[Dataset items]
----------

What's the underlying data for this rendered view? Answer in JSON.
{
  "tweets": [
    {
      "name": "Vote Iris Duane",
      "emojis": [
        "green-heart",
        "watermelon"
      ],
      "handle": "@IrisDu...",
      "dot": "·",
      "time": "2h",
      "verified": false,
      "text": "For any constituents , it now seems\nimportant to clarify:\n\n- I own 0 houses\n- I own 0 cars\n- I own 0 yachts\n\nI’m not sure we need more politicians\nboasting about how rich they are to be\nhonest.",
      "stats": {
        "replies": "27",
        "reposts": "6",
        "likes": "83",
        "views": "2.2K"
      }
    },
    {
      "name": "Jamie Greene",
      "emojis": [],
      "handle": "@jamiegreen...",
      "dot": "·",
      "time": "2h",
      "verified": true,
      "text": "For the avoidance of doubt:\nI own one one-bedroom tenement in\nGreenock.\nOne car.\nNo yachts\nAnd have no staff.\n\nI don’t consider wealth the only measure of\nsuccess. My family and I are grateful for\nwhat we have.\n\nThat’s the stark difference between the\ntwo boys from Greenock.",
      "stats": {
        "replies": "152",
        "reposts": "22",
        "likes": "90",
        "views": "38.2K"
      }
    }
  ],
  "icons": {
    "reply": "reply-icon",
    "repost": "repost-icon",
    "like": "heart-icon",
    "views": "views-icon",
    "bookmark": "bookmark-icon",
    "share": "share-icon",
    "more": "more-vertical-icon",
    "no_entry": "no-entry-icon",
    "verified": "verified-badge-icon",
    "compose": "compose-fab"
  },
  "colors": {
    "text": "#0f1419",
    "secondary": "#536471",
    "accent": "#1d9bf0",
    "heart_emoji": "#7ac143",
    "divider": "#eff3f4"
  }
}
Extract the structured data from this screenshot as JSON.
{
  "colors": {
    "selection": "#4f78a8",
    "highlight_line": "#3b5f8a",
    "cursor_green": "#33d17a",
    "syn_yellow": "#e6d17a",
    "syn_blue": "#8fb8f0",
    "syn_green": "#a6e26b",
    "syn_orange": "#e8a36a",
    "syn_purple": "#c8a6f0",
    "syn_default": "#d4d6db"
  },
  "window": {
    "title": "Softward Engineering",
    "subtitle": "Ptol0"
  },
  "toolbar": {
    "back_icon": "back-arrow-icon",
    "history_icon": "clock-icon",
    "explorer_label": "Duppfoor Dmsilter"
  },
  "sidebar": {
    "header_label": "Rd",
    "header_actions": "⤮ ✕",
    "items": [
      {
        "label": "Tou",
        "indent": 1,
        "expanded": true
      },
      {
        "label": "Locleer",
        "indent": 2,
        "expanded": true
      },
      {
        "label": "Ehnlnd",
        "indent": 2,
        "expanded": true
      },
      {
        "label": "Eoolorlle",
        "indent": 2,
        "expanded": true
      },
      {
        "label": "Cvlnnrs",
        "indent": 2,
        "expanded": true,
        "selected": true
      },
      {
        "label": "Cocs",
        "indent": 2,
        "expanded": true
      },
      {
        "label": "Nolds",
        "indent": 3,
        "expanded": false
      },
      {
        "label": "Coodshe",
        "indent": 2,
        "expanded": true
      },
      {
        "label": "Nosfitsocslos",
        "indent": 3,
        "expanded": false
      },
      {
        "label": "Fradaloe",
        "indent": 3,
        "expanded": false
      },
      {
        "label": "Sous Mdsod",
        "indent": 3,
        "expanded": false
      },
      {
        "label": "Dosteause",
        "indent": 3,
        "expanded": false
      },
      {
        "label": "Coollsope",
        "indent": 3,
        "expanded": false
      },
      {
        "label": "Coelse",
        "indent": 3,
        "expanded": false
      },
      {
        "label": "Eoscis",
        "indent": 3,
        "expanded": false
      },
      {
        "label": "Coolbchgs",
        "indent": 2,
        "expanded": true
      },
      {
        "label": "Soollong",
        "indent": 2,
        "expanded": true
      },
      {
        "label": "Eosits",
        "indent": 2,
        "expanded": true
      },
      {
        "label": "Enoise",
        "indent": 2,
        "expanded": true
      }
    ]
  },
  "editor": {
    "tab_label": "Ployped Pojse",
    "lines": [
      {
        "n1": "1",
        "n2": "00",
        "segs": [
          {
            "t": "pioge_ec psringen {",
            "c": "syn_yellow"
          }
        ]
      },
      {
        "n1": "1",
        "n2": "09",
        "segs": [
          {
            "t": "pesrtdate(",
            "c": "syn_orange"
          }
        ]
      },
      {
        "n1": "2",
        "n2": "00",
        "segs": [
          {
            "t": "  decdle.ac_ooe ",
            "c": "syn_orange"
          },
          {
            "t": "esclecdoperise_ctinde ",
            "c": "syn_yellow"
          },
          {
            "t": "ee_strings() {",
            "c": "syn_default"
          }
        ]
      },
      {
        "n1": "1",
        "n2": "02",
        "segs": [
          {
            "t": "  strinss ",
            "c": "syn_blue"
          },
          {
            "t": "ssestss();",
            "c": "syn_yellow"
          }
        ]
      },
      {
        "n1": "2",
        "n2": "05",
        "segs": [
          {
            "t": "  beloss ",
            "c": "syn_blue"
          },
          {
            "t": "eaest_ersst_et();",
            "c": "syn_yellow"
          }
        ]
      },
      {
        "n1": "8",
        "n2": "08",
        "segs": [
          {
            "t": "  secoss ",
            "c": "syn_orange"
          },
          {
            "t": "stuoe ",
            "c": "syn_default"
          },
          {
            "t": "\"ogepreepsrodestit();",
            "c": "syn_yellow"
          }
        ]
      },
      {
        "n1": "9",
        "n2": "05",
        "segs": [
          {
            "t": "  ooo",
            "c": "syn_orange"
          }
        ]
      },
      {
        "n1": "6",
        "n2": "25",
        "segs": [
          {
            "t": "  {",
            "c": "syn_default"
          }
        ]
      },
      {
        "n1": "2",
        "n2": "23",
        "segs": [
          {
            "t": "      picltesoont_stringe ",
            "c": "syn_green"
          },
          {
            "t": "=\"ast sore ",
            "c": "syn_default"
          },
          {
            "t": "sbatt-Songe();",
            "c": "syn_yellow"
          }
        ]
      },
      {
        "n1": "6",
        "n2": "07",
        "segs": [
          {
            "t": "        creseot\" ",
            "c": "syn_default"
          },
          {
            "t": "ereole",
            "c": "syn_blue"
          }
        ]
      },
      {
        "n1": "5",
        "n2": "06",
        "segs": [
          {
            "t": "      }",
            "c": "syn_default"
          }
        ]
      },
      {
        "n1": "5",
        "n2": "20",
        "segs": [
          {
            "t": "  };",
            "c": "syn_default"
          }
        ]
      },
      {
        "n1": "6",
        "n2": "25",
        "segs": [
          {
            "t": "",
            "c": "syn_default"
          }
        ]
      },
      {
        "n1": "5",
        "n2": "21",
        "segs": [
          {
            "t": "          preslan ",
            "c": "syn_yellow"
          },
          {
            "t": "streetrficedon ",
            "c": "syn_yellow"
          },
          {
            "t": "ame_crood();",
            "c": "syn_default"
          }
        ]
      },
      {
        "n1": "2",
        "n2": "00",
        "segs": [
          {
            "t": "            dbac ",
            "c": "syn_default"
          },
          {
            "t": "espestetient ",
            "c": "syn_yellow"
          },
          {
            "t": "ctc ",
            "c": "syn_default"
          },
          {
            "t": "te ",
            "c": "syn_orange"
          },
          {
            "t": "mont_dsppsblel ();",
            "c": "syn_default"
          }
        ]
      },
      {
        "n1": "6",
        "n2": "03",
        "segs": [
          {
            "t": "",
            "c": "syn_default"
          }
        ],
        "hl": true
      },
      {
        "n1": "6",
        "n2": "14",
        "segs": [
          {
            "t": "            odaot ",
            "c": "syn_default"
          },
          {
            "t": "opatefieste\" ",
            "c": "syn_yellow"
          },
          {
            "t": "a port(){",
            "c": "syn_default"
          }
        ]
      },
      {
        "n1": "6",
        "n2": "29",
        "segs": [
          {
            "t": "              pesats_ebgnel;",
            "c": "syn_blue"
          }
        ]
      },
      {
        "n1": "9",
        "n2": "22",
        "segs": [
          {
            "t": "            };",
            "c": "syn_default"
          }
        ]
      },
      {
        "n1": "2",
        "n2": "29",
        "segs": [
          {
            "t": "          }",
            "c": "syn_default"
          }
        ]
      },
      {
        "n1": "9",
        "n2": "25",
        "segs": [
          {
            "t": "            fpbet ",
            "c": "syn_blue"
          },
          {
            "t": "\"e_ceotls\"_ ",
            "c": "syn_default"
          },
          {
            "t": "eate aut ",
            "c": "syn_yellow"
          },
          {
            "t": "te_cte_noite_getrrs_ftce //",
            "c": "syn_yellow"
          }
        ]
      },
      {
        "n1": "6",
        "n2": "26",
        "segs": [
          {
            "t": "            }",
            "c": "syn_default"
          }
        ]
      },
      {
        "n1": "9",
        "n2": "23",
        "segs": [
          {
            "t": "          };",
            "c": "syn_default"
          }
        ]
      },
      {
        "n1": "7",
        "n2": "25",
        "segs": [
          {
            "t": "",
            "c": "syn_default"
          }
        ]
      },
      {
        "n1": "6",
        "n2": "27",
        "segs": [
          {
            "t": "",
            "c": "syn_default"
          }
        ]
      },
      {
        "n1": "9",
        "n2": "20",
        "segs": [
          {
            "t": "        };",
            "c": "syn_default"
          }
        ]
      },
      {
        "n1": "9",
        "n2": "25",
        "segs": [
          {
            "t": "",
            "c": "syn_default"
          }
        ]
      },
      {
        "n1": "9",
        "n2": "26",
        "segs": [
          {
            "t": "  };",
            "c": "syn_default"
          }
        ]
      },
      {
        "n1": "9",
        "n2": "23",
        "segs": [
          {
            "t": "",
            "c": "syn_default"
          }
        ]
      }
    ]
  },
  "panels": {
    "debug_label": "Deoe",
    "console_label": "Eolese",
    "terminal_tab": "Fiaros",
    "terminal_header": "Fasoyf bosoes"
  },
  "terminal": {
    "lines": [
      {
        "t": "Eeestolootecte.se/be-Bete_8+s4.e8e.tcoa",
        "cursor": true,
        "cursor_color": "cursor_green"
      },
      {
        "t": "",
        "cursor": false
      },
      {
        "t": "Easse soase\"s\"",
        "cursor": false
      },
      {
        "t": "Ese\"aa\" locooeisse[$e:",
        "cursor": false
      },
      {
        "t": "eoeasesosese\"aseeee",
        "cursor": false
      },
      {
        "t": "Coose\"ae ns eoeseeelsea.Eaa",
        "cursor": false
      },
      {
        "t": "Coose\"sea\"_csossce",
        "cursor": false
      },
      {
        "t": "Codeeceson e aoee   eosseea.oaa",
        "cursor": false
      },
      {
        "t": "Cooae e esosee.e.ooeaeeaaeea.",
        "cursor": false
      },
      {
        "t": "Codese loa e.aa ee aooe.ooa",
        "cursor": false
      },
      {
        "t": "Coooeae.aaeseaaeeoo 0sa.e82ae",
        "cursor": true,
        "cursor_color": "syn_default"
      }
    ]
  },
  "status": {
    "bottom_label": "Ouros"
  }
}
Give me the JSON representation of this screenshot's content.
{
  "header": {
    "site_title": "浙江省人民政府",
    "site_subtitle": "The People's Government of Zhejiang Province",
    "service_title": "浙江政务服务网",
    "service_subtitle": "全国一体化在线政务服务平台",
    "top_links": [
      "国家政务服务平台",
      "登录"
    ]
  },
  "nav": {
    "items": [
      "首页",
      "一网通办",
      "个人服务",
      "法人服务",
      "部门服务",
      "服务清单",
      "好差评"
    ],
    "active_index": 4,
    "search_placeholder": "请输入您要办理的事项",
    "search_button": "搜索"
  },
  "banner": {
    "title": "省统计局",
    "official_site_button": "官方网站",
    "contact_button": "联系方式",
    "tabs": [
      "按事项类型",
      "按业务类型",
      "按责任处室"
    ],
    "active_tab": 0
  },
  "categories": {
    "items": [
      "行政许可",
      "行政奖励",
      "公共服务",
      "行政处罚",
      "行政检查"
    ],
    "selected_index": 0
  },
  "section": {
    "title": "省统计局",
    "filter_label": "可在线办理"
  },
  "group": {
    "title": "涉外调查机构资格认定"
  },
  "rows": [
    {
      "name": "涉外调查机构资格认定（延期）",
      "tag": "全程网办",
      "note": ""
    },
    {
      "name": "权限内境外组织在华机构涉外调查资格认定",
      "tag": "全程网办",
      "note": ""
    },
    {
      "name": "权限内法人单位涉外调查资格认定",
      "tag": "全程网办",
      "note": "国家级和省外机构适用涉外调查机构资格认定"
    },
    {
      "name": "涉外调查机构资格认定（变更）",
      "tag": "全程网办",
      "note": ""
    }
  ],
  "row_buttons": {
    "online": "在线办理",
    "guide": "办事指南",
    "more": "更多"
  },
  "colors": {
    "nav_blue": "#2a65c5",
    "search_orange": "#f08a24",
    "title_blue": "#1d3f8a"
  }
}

----------

Exercise instructions: Give back exactly the lines from the line holding "Give me the" through the last line of the listing, including both.

Solution for this problem:
Give me the JSON representation of this screenshot's content.
{
  "header": {
    "site_title": "浙江省人民政府",
    "site_subtitle": "The People's Government of Zhejiang Province",
    "service_title": "浙江政务服务网",
    "service_subtitle": "全国一体化在线政务服务平台",
    "top_links": [
      "国家政务服务平台",
      "登录"
    ]
  },
  "nav": {
    "items": [
      "首页",
      "一网通办",
      "个人服务",
      "法人服务",
      "部门服务",
      "服务清单",
      "好差评"
    ],
    "active_index": 4,
    "search_placeholder": "请输入您要办理的事项",
    "search_button": "搜索"
  },
  "banner": {
    "title": "省统计局",
    "official_site_button": "官方网站",
    "contact_button": "联系方式",
    "tabs": [
      "按事项类型",
      "按业务类型",
      "按责任处室"
    ],
    "active_tab": 0
  },
  "categories": {
    "items": [
      "行政许可",
      "行政奖励",
      "公共服务",
      "行政处罚",
      "行政检查"
    ],
    "selected_index": 0
  },
  "section": {
    "title": "省统计局",
    "filter_label": "可在线办理"
  },
  "group": {
    "title": "涉外调查机构资格认定"
  },
  "rows": [
    {
      "name": "涉外调查机构资格认定（延期）",
      "tag": "全程网办",
      "note": ""
    },
    {
      "name": "权限内境外组织在华机构涉外调查资格认定",
      "tag": "全程网办",
      "note": ""
    },
    {
      "name": "权限内法人单位涉外调查资格认定",
      "tag": "全程网办",
      "note": "国家级和省外机构适用涉外调查机构资格认定"
    },
    {
      "name": "涉外调查机构资格认定（变更）",
      "tag": "全程网办",
      "note": ""
    }
  ],
  "row_buttons": {
    "online": "在线办理",
    "guide": "办事指南",
    "more": "更多"
  },
  "colors": {
    "nav_blue": "#2a65c5",
    "search_orange": "#f08a24",
    "title_blue": "#1d3f8a"
  }
}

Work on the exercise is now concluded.